* _Records_
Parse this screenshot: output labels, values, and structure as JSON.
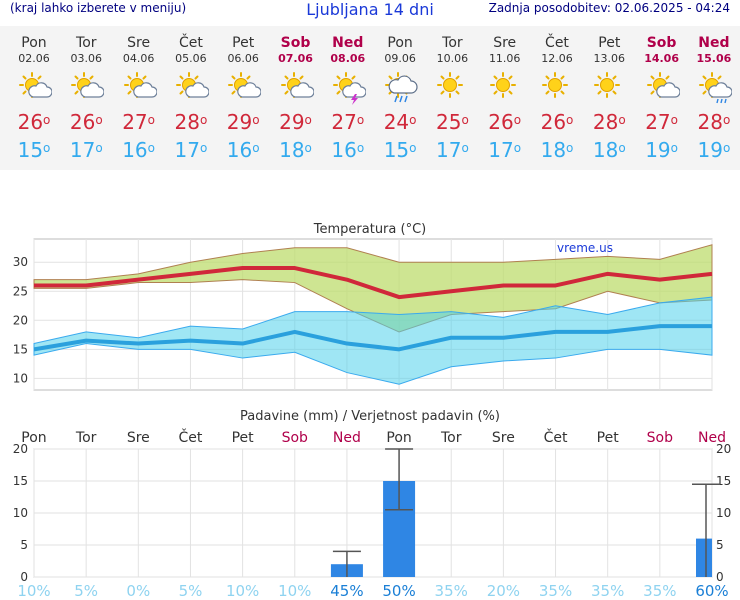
{
  "header": {
    "region_hint": "(kraj lahko izberete v meniju)",
    "title": "Ljubljana 14 dni",
    "last_update": "Zadnja posodobitev: 02.06.2025 - 04:24"
  },
  "days": [
    {
      "name": "Pon",
      "date": "02.06",
      "weekend": false,
      "icon": "sun-cloud-icon",
      "tmax": "26",
      "tmin": "15"
    },
    {
      "name": "Tor",
      "date": "03.06",
      "weekend": false,
      "icon": "sun-cloud-icon",
      "tmax": "26",
      "tmin": "17"
    },
    {
      "name": "Sre",
      "date": "04.06",
      "weekend": false,
      "icon": "sun-cloud-icon",
      "tmax": "27",
      "tmin": "16"
    },
    {
      "name": "Čet",
      "date": "05.06",
      "weekend": false,
      "icon": "sun-cloud-icon",
      "tmax": "28",
      "tmin": "17"
    },
    {
      "name": "Pet",
      "date": "06.06",
      "weekend": false,
      "icon": "sun-cloud-icon",
      "tmax": "29",
      "tmin": "16"
    },
    {
      "name": "Sob",
      "date": "07.06",
      "weekend": true,
      "icon": "sun-cloud-icon",
      "tmax": "29",
      "tmin": "18"
    },
    {
      "name": "Ned",
      "date": "08.06",
      "weekend": true,
      "icon": "thunderstorm-icon",
      "tmax": "27",
      "tmin": "16"
    },
    {
      "name": "Pon",
      "date": "09.06",
      "weekend": false,
      "icon": "rain-cloud-icon",
      "tmax": "24",
      "tmin": "15"
    },
    {
      "name": "Tor",
      "date": "10.06",
      "weekend": false,
      "icon": "sun-icon",
      "tmax": "25",
      "tmin": "17"
    },
    {
      "name": "Sre",
      "date": "11.06",
      "weekend": false,
      "icon": "sun-icon",
      "tmax": "26",
      "tmin": "17"
    },
    {
      "name": "Čet",
      "date": "12.06",
      "weekend": false,
      "icon": "sun-icon",
      "tmax": "26",
      "tmin": "18"
    },
    {
      "name": "Pet",
      "date": "13.06",
      "weekend": false,
      "icon": "sun-icon",
      "tmax": "28",
      "tmin": "18"
    },
    {
      "name": "Sob",
      "date": "14.06",
      "weekend": true,
      "icon": "sun-cloud-icon",
      "tmax": "27",
      "tmin": "19"
    },
    {
      "name": "Ned",
      "date": "15.06",
      "weekend": true,
      "icon": "sun-rain-icon",
      "tmax": "28",
      "tmin": "19"
    }
  ],
  "colors": {
    "max": "#d0283a",
    "min": "#33aaee",
    "weekend": "#b0004a",
    "bar": "#2f86e4"
  },
  "chart_data": [
    {
      "type": "line",
      "title": "Temperatura (°C)",
      "watermark": "vreme.us",
      "ylim": [
        8,
        34
      ],
      "yticks": [
        10,
        15,
        20,
        25,
        30
      ],
      "grid": true,
      "series": [
        {
          "name": "max",
          "values": [
            26,
            26,
            27,
            28,
            29,
            29,
            27,
            24,
            25,
            26,
            26,
            28,
            27,
            28
          ]
        },
        {
          "name": "max_upper",
          "values": [
            27,
            27,
            28,
            30,
            31.5,
            32.5,
            32.5,
            30,
            30,
            30,
            30.5,
            31,
            30.5,
            33
          ]
        },
        {
          "name": "max_lower",
          "values": [
            25.5,
            25.5,
            26.5,
            26.5,
            27,
            26.5,
            22,
            18,
            21,
            21.5,
            22,
            25,
            23,
            23.5
          ]
        },
        {
          "name": "min",
          "values": [
            15,
            16.5,
            16,
            16.5,
            16,
            18,
            16,
            15,
            17,
            17,
            18,
            18,
            19,
            19
          ]
        },
        {
          "name": "min_upper",
          "values": [
            16,
            18,
            17,
            19,
            18.5,
            21.5,
            21.5,
            21,
            21.5,
            20.5,
            22.5,
            21,
            23,
            24
          ]
        },
        {
          "name": "min_lower",
          "values": [
            14,
            16,
            15,
            15,
            13.5,
            14.5,
            11,
            9,
            12,
            13,
            13.5,
            15,
            15,
            14
          ]
        }
      ]
    },
    {
      "type": "bar",
      "title": "Padavine (mm) / Verjetnost padavin (%)",
      "ylim": [
        0,
        20
      ],
      "yticks": [
        0,
        5,
        10,
        15,
        20
      ],
      "values": [
        0,
        0,
        0,
        0,
        0,
        0,
        2,
        15,
        0,
        0,
        0,
        0,
        0,
        6
      ],
      "error_high": [
        0,
        0,
        0,
        0,
        0,
        0,
        4,
        20,
        0,
        0,
        0,
        0,
        0,
        14.5
      ],
      "error_low": [
        0,
        0,
        0,
        0,
        0,
        0,
        0,
        10.5,
        0,
        0,
        0,
        0,
        0,
        0
      ],
      "probability": [
        "10%",
        "5%",
        "0%",
        "5%",
        "10%",
        "10%",
        "45%",
        "50%",
        "35%",
        "20%",
        "35%",
        "35%",
        "35%",
        "60%"
      ]
    }
  ]
}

* _Stated goal_
Go through the entries above and output them exactly, without pictures.

* _Answer to the problem_
Parse this screenshot: output labels, values, and structure as JSON.
{
  "header": {
    "region_hint": "(kraj lahko izberete v meniju)",
    "title": "Ljubljana 14 dni",
    "last_update": "Zadnja posodobitev: 02.06.2025 - 04:24"
  },
  "days": [
    {
      "name": "Pon",
      "date": "02.06",
      "weekend": false,
      "icon": "sun-cloud-icon",
      "tmax": "26",
      "tmin": "15"
    },
    {
      "name": "Tor",
      "date": "03.06",
      "weekend": false,
      "icon": "sun-cloud-icon",
      "tmax": "26",
      "tmin": "17"
    },
    {
      "name": "Sre",
      "date": "04.06",
      "weekend": false,
      "icon": "sun-cloud-icon",
      "tmax": "27",
      "tmin": "16"
    },
    {
      "name": "Čet",
      "date": "05.06",
      "weekend": false,
      "icon": "sun-cloud-icon",
      "tmax": "28",
      "tmin": "17"
    },
    {
      "name": "Pet",
      "date": "06.06",
      "weekend": false,
      "icon": "sun-cloud-icon",
      "tmax": "29",
      "tmin": "16"
    },
    {
      "name": "Sob",
      "date": "07.06",
      "weekend": true,
      "icon": "sun-cloud-icon",
      "tmax": "29",
      "tmin": "18"
    },
    {
      "name": "Ned",
      "date": "08.06",
      "weekend": true,
      "icon": "thunderstorm-icon",
      "tmax": "27",
      "tmin": "16"
    },
    {
      "name": "Pon",
      "date": "09.06",
      "weekend": false,
      "icon": "rain-cloud-icon",
      "tmax": "24",
      "tmin": "15"
    },
    {
      "name": "Tor",
      "date": "10.06",
      "weekend": false,
      "icon": "sun-icon",
      "tmax": "25",
      "tmin": "17"
    },
    {
      "name": "Sre",
      "date": "11.06",
      "weekend": false,
      "icon": "sun-icon",
      "tmax": "26",
      "tmin": "17"
    },
    {
      "name": "Čet",
      "date": "12.06",
      "weekend": false,
      "icon": "sun-icon",
      "tmax": "26",
      "tmin": "18"
    },
    {
      "name": "Pet",
      "date": "13.06",
      "weekend": false,
      "icon": "sun-icon",
      "tmax": "28",
      "tmin": "18"
    },
    {
      "name": "Sob",
      "date": "14.06",
      "weekend": true,
      "icon": "sun-cloud-icon",
      "tmax": "27",
      "tmin": "19"
    },
    {
      "name": "Ned",
      "date": "15.06",
      "weekend": true,
      "icon": "sun-rain-icon",
      "tmax": "28",
      "tmin": "19"
    }
  ],
  "colors": {
    "max": "#d0283a",
    "min": "#33aaee",
    "weekend": "#b0004a",
    "bar": "#2f86e4"
  },
  "chart_data": [
    {
      "type": "line",
      "title": "Temperatura (°C)",
      "watermark": "vreme.us",
      "ylim": [
        8,
        34
      ],
      "yticks": [
        10,
        15,
        20,
        25,
        30
      ],
      "grid": true,
      "series": [
        {
          "name": "max",
          "values": [
            26,
            26,
            27,
            28,
            29,
            29,
            27,
            24,
            25,
            26,
            26,
            28,
            27,
            28
          ]
        },
        {
          "name": "max_upper",
          "values": [
            27,
            27,
            28,
            30,
            31.5,
            32.5,
            32.5,
            30,
            30,
            30,
            30.5,
            31,
            30.5,
            33
          ]
        },
        {
          "name": "max_lower",
          "values": [
            25.5,
            25.5,
            26.5,
            26.5,
            27,
            26.5,
            22,
            18,
            21,
            21.5,
            22,
            25,
            23,
            23.5
          ]
        },
        {
          "name": "min",
          "values": [
            15,
            16.5,
            16,
            16.5,
            16,
            18,
            16,
            15,
            17,
            17,
            18,
            18,
            19,
            19
          ]
        },
        {
          "name": "min_upper",
          "values": [
            16,
            18,
            17,
            19,
            18.5,
            21.5,
            21.5,
            21,
            21.5,
            20.5,
            22.5,
            21,
            23,
            24
          ]
        },
        {
          "name": "min_lower",
          "values": [
            14,
            16,
            15,
            15,
            13.5,
            14.5,
            11,
            9,
            12,
            13,
            13.5,
            15,
            15,
            14
          ]
        }
      ]
    },
    {
      "type": "bar",
      "title": "Padavine (mm) / Verjetnost padavin (%)",
      "ylim": [
        0,
        20
      ],
      "yticks": [
        0,
        5,
        10,
        15,
        20
      ],
      "values": [
        0,
        0,
        0,
        0,
        0,
        0,
        2,
        15,
        0,
        0,
        0,
        0,
        0,
        6
      ],
      "error_high": [
        0,
        0,
        0,
        0,
        0,
        0,
        4,
        20,
        0,
        0,
        0,
        0,
        0,
        14.5
      ],
      "error_low": [
        0,
        0,
        0,
        0,
        0,
        0,
        0,
        10.5,
        0,
        0,
        0,
        0,
        0,
        0
      ],
      "probability": [
        "10%",
        "5%",
        "0%",
        "5%",
        "10%",
        "10%",
        "45%",
        "50%",
        "35%",
        "20%",
        "35%",
        "35%",
        "35%",
        "60%"
      ]
    }
  ]
}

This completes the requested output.